— Start Available data —

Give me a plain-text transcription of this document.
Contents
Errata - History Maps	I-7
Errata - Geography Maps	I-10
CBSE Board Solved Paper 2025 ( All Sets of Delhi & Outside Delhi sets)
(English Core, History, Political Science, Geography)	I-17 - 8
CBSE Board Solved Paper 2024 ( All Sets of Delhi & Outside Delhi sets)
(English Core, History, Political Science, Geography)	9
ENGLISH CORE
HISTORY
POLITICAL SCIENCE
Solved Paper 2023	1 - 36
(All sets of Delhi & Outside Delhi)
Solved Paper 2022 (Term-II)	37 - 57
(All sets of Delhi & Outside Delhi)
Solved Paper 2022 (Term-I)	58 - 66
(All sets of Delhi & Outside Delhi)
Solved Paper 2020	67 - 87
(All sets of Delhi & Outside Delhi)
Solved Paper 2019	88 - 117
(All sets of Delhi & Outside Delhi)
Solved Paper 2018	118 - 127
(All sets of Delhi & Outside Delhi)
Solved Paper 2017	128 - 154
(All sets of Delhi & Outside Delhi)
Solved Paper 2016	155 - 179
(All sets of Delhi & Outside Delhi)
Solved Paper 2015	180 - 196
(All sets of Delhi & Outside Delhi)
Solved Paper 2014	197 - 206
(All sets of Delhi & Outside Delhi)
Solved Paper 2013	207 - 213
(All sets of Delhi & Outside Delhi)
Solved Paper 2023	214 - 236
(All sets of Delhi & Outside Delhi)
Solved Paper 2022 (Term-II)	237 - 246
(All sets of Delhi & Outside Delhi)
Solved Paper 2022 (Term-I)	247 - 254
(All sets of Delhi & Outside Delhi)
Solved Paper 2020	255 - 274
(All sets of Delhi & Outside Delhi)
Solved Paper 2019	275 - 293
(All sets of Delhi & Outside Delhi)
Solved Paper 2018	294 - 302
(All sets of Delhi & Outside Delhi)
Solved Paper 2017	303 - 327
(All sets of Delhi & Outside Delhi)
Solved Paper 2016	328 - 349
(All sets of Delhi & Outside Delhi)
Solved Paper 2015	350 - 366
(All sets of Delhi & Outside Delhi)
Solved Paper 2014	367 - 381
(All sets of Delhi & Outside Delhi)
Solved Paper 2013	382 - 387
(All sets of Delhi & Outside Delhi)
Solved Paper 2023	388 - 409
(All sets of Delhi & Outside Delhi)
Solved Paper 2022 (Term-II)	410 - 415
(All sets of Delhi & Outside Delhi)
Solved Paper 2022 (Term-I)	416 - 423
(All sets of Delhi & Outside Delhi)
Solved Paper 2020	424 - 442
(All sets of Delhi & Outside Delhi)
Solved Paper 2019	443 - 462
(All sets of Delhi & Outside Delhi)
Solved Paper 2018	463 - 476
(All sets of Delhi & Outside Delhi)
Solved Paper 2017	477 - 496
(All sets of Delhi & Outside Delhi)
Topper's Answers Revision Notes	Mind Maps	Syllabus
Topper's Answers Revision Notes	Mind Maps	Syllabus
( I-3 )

— End Available data —

Using the records above, copy each line that contains "Errata".

Errata - History Maps	I-7
Errata - Geography Maps	I-10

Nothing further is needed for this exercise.